• Exercise task: Quote the listing below in its entirety.

• Material shown:
---
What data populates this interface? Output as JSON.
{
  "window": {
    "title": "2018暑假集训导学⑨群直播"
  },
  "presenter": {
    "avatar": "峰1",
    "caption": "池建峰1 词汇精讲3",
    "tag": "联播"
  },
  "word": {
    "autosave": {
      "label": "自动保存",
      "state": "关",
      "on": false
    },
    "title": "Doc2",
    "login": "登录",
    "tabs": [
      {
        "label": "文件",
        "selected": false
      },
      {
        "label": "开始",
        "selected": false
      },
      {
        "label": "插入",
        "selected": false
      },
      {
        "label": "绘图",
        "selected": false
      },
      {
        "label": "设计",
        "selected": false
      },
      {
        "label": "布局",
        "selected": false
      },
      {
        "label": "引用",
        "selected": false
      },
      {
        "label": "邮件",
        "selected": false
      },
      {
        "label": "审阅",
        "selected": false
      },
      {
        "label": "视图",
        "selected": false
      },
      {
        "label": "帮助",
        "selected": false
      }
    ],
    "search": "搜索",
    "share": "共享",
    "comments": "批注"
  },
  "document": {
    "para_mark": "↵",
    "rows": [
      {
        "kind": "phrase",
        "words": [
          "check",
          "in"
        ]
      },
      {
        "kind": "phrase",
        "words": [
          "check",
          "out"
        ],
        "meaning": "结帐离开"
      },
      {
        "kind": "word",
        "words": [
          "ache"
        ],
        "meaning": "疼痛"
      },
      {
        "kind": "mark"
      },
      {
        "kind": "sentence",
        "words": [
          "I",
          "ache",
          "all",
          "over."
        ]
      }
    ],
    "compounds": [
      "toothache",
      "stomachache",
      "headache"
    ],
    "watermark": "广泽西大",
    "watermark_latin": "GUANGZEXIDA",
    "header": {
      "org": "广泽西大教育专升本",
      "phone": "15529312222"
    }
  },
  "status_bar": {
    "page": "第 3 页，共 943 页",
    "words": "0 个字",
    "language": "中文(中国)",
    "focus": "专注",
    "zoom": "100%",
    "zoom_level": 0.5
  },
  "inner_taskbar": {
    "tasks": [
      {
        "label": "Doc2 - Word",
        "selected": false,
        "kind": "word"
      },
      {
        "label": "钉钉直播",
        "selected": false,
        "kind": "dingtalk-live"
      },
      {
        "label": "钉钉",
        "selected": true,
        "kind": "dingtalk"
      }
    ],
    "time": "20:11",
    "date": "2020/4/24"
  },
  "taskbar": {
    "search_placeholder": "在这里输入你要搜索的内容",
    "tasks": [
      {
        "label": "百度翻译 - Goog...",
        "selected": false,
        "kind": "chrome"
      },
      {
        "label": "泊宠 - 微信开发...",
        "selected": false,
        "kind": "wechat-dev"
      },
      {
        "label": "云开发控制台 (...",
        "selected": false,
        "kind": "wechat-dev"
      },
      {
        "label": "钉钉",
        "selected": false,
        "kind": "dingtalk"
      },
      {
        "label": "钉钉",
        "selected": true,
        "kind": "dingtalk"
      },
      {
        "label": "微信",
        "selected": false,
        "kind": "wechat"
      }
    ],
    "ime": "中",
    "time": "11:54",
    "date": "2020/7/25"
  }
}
---
• Result of the task:
What data populates this interface? Output as JSON.
{
  "window": {
    "title": "2018暑假集训导学⑨群直播"
  },
  "presenter": {
    "avatar": "峰1",
    "caption": "池建峰1 词汇精讲3",
    "tag": "联播"
  },
  "word": {
    "autosave": {
      "label": "自动保存",
      "state": "关",
      "on": false
    },
    "title": "Doc2",
    "login": "登录",
    "tabs": [
      {
        "label": "文件",
        "selected": false
      },
      {
        "label": "开始",
        "selected": false
      },
      {
        "label": "插入",
        "selected": false
      },
      {
        "label": "绘图",
        "selected": false
      },
      {
        "label": "设计",
        "selected": false
      },
      {
        "label": "布局",
        "selected": false
      },
      {
        "label": "引用",
        "selected": false
      },
      {
        "label": "邮件",
        "selected": false
      },
      {
        "label": "审阅",
        "selected": false
      },
      {
        "label": "视图",
        "selected": false
      },
      {
        "label": "帮助",
        "selected": false
      }
    ],
    "search": "搜索",
    "share": "共享",
    "comments": "批注"
  },
  "document": {
    "para_mark": "↵",
    "rows": [
      {
        "kind": "phrase",
        "words": [
          "check",
          "in"
        ]
      },
      {
        "kind": "phrase",
        "words": [
          "check",
          "out"
        ],
        "meaning": "结帐离开"
      },
      {
        "kind": "word",
        "words": [
          "ache"
        ],
        "meaning": "疼痛"
      },
      {
        "kind": "mark"
      },
      {
        "kind": "sentence",
        "words": [
          "I",
          "ache",
          "all",
          "over."
        ]
      }
    ],
    "compounds": [
      "toothache",
      "stomachache",
      "headache"
    ],
    "watermark": "广泽西大",
    "watermark_latin": "GUANGZEXIDA",
    "header": {
      "org": "广泽西大教育专升本",
      "phone": "15529312222"
    }
  },
  "status_bar": {
    "page": "第 3 页，共 943 页",
    "words": "0 个字",
    "language": "中文(中国)",
    "focus": "专注",
    "zoom": "100%",
    "zoom_level": 0.5
  },
  "inner_taskbar": {
    "tasks": [
      {
        "label": "Doc2 - Word",
        "selected": false,
        "kind": "word"
      },
      {
        "label": "钉钉直播",
        "selected": false,
        "kind": "dingtalk-live"
      },
      {
        "label": "钉钉",
        "selected": true,
        "kind": "dingtalk"
      }
    ],
    "time": "20:11",
    "date": "2020/4/24"
  },
  "taskbar": {
    "search_placeholder": "在这里输入你要搜索的内容",
    "tasks": [
      {
        "label": "百度翻译 - Goog...",
        "selected": false,
        "kind": "chrome"
      },
      {
        "label": "泊宠 - 微信开发...",
        "selected": false,
        "kind": "wechat-dev"
      },
      {
        "label": "云开发控制台 (...",
        "selected": false,
        "kind": "wechat-dev"
      },
      {
        "label": "钉钉",
        "selected": false,
        "kind": "dingtalk"
      },
      {
        "label": "钉钉",
        "selected": true,
        "kind": "dingtalk"
      },
      {
        "label": "微信",
        "selected": false,
        "kind": "wechat"
      }
    ],
    "ime": "中",
    "time": "11:54",
    "date": "2020/7/25"
  }
}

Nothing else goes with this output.